BEGIN READING PASSAGE

# Few things stranger than a night spanger



## Venatus (Nov 18, 2016)

Hey all. I am very steady about how I post and what I post. I also try to stay updated on the ups and downs of your adventures.
So maybe it's time I share quite little of my own. 

Spanging, oh my, it's a true test of how blessed one is, a humbling experience that even the most prideful can't lord over another. Spanging, yes that's what I have ahead of me for the next three days.

Don't get me wrong, I've been doing it for awhile, but as I have varying degrees of success I want to test new ways to do it. 

Now before you come at me with the::banghead:: or the::shifty:: I'd like to inform you that I made this post for advice.

If Im going to spange on a median at night, what kind of sign should I have? My default just hungry sign is great for the day, but I don't think it's what I'd want for the night. I don't mind getting food and money, but I'd rather get picked up by some sugar momma

So if you have any ideas for something I could write on a sign to get what Im looking for, I'd welcome the advice. If you need anymore details or want to bitch and moan that's okay too. 

A man can learn more from an insult than a compliment.


----------



## Mankini (Nov 21, 2016)

slick your hair back, and go to a reputable thrift store, clothing voucher in hand. Buy linen, suede, or gabardine. Now, shave, shine your shoes (soles should be no more than 1/4'' thick) and do as i did on the streets of palm beach:

Scribble this epigram on your cardboard:

''_Remember Man as you go by
As you are now so once was I
As I am now so shall you be,
Prepare yourself to follow me."
-from an old Irish churchyard_


----------



## WanderLost Radical (Nov 21, 2016)

Im curious to know why the hell would you wanna spange at night? 

How about getting some sleep so you dont look like a zombie the next day?


----------



## Kim Chee (Nov 21, 2016)

Women won't bother with you when it is dark.

If you get on the median at night you'll probably get the cops called on you.


----------



## AlwaysLost (Nov 22, 2016)

I ve only spanged at night downtown. But its hard to compete with the buskers.. Its a good time to get food though leftovers at least. Frat boys would throw shit at me and hassle me sumtimes. Saturday early afternoon that's where the money is. At least in Lawrence.


----------



## creature (Nov 22, 2016)

holy shit, man..

remember when we got pulled over in that fucking *mall*, while just *driving*??

the bastards were at a doughnut shop..

i mean.. to do something different, sure.. to try & make it a method?

you had better be able to bend space-time, which in fact, a shitload of us here actually, actually *do*...


----------



## Venatus (Dec 12, 2016)

Despite the controversy I feel in this thread, I must say thanks anyway.
I have applied a degree of reform to how I fly and what I fly. 
It has given me fortune in this dry time of year.


----------

END READING PASSAGE
BEGIN MATERIAL

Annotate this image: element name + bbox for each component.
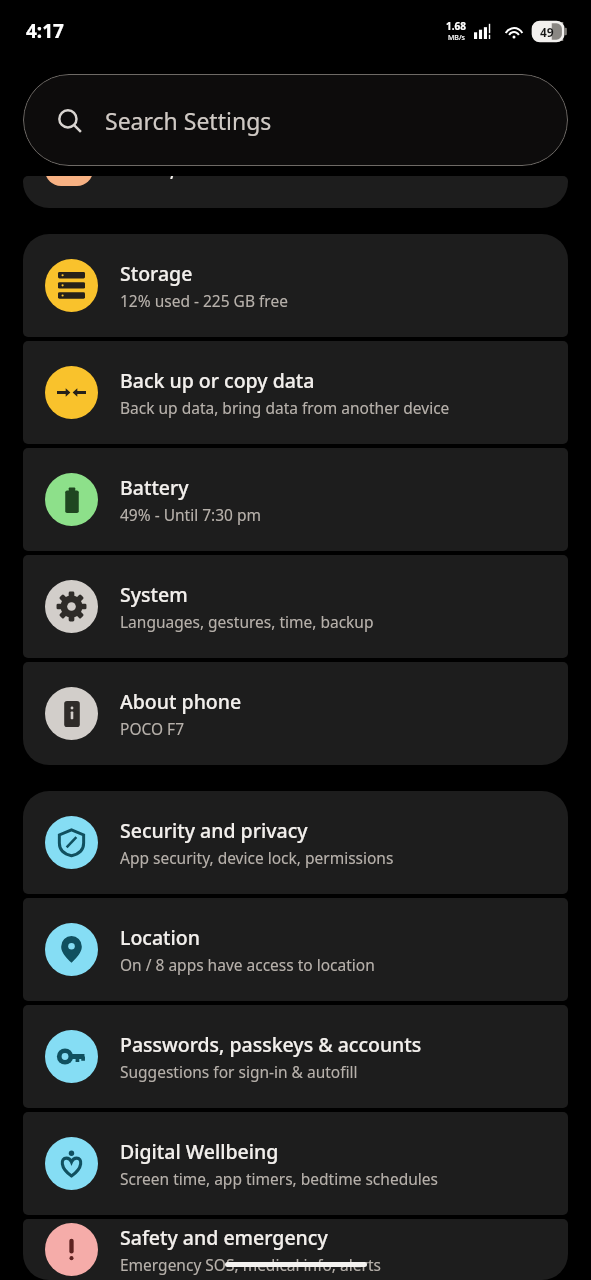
button[interactable]: System [23, 555, 568, 658]
staticText: On / 8 apps have access to location [120, 954, 375, 975]
staticText: About phone [120, 688, 242, 715]
staticText: Location [120, 924, 200, 951]
staticText: Back up data, bring data from another de… [120, 397, 450, 418]
staticText: Languages, gestures, time, backup [120, 611, 374, 632]
staticText: Storage [120, 260, 193, 287]
staticText: 49 [540, 24, 554, 40]
staticText: System [120, 581, 188, 608]
staticText: 4:17 [26, 18, 64, 44]
button[interactable]: Digital Wellbeing [23, 1112, 568, 1215]
staticText: Digital Wellbeing [120, 1138, 279, 1165]
staticText: POCO F7 [120, 718, 185, 739]
staticText: 49% - Until 7:30 pm [120, 504, 262, 525]
staticText: MB/s [448, 33, 465, 43]
button[interactable]: Location [23, 898, 568, 1001]
button[interactable]: Back up or copy data [23, 341, 568, 444]
staticText: Emergency SOS, medical info, alerts [120, 1254, 381, 1275]
button[interactable]: Passwords, passkeys & accounts [23, 1005, 568, 1108]
staticText: Search Settings [105, 105, 272, 136]
staticText: Home, lock screen [115, 176, 282, 182]
staticText: Security and privacy [120, 817, 308, 844]
staticText: Battery [120, 474, 189, 501]
staticText: Screen time, app timers, bedtime schedul… [120, 1168, 438, 1189]
staticText: 12% used - 225 GB free [120, 290, 288, 311]
button[interactable]: Safety and emergency [23, 1219, 568, 1280]
button[interactable]: About phone [23, 662, 568, 765]
staticText: Suggestions for sign-in & autofill [120, 1061, 358, 1082]
button[interactable]: Battery [23, 448, 568, 551]
staticText: Back up or copy data [120, 367, 315, 394]
staticText: 1.68 [446, 19, 466, 33]
button[interactable]: Home, lock screen [23, 176, 568, 208]
button[interactable]: Storage [23, 234, 568, 337]
button[interactable]: Search Settings [23, 74, 568, 166]
staticText: Safety and emergency [120, 1224, 328, 1251]
button[interactable]: Security and privacy [23, 791, 568, 894]
staticText: App security, device lock, permissions [120, 847, 394, 868]
staticText: Passwords, passkeys & accounts [120, 1031, 422, 1058]
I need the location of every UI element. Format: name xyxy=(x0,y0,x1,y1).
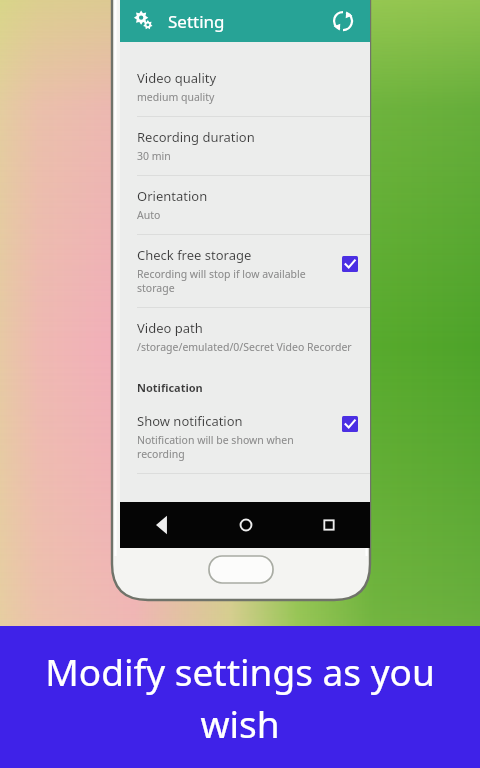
button[interactable]: Recent apps xyxy=(287,502,370,548)
staticText: Modify settings as you xyxy=(0,646,480,696)
button[interactable]: Show notification xyxy=(342,416,358,432)
staticText: Video quality xyxy=(137,69,217,87)
button[interactable]: Home xyxy=(204,502,287,548)
other: Settings xyxy=(132,9,156,33)
staticText: Orientation xyxy=(137,187,208,205)
staticText: Video path xyxy=(137,319,203,337)
button[interactable]: Orientation xyxy=(120,176,370,234)
staticText: /storage/emulated/0/Secret Video Recorde… xyxy=(137,340,352,354)
staticText: wish xyxy=(0,698,480,748)
button[interactable]: Recording duration xyxy=(120,117,370,175)
button[interactable]: Video quality xyxy=(120,58,370,116)
staticText: 30 min xyxy=(137,149,171,163)
staticText: Check free storage xyxy=(137,246,252,264)
staticText: Setting xyxy=(168,10,225,33)
button[interactable]: Back xyxy=(120,502,204,548)
staticText: Notification xyxy=(137,380,203,395)
button[interactable]: Check free storage xyxy=(120,235,370,307)
staticText: medium quality xyxy=(137,90,215,104)
staticText: Show notification xyxy=(137,412,243,430)
button[interactable]: Settings xyxy=(120,0,370,42)
staticText: Recording duration xyxy=(137,128,255,146)
button[interactable]: Check free storage xyxy=(342,256,358,272)
button[interactable]: Show notification xyxy=(120,401,370,473)
staticText: Recording will stop if low available sto… xyxy=(137,267,332,295)
button[interactable]: Reset xyxy=(328,6,358,36)
staticText: Auto xyxy=(137,208,161,222)
staticText: Notification will be shown when recordin… xyxy=(137,433,332,461)
button[interactable]: Video path xyxy=(120,308,370,366)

END MATERIAL

- _TASK BRIEF_:
Turn the paragraph in the night-spanging thread that begins "I ve only spanged at night downtown" into a brief bulleted list that keeps its main facts.

- _EXERCISE ANSWER_:
- The writer has spanged at night only downtown.
- At night it is hard to compete with the buskers.
- Night is a good time to get food, or at least leftovers.
- Frat boys sometimes threw things at the writer and hassled them.
- The money is on Saturday early afternoon, at least in Lawrence.